::: Provided records

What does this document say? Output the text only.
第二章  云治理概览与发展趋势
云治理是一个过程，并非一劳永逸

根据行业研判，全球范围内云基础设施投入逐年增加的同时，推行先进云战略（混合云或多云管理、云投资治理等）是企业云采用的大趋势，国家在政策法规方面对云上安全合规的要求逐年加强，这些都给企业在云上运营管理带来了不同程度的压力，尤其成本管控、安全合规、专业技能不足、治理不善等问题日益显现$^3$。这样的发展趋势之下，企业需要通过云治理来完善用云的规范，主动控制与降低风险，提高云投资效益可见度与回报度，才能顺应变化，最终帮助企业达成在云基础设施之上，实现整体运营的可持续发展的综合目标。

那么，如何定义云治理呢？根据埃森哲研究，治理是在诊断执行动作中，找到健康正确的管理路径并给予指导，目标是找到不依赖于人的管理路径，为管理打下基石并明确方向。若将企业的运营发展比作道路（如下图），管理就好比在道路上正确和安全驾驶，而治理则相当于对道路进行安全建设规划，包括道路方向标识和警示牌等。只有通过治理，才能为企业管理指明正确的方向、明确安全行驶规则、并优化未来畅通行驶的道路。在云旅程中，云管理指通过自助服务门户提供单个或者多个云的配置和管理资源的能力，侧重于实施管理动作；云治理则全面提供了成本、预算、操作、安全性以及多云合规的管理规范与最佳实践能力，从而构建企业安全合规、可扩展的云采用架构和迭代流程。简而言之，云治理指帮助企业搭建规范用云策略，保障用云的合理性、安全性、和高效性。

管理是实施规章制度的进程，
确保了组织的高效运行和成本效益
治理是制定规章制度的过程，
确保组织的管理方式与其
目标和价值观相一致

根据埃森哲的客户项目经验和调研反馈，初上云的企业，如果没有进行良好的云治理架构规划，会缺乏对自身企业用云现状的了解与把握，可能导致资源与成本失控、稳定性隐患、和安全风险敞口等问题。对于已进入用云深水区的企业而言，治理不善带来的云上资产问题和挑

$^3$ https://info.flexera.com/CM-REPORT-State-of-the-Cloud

::::::

(Exercise description):
Copy each record from above without leaving any out.

(The reply):
What does this document say? Output the text only.
第二章  云治理概览与发展趋势
云治理是一个过程，并非一劳永逸

根据行业研判，全球范围内云基础设施投入逐年增加的同时，推行先进云战略（混合云或多云管理、云投资治理等）是企业云采用的大趋势，国家在政策法规方面对云上安全合规的要求逐年加强，这些都给企业在云上运营管理带来了不同程度的压力，尤其成本管控、安全合规、专业技能不足、治理不善等问题日益显现$^3$。这样的发展趋势之下，企业需要通过云治理来完善用云的规范，主动控制与降低风险，提高云投资效益可见度与回报度，才能顺应变化，最终帮助企业达成在云基础设施之上，实现整体运营的可持续发展的综合目标。

那么，如何定义云治理呢？根据埃森哲研究，治理是在诊断执行动作中，找到健康正确的管理路径并给予指导，目标是找到不依赖于人的管理路径，为管理打下基石并明确方向。若将企业的运营发展比作道路（如下图），管理就好比在道路上正确和安全驾驶，而治理则相当于对道路进行安全建设规划，包括道路方向标识和警示牌等。只有通过治理，才能为企业管理指明正确的方向、明确安全行驶规则、并优化未来畅通行驶的道路。在云旅程中，云管理指通过自助服务门户提供单个或者多个云的配置和管理资源的能力，侧重于实施管理动作；云治理则全面提供了成本、预算、操作、安全性以及多云合规的管理规范与最佳实践能力，从而构建企业安全合规、可扩展的云采用架构和迭代流程。简而言之，云治理指帮助企业搭建规范用云策略，保障用云的合理性、安全性、和高效性。

管理是实施规章制度的进程，
确保了组织的高效运行和成本效益
治理是制定规章制度的过程，
确保组织的管理方式与其
目标和价值观相一致

根据埃森哲的客户项目经验和调研反馈，初上云的企业，如果没有进行良好的云治理架构规划，会缺乏对自身企业用云现状的了解与把握，可能导致资源与成本失控、稳定性隐患、和安全风险敞口等问题。对于已进入用云深水区的企业而言，治理不善带来的云上资产问题和挑

$^3$ https://info.flexera.com/CM-REPORT-State-of-the-Cloud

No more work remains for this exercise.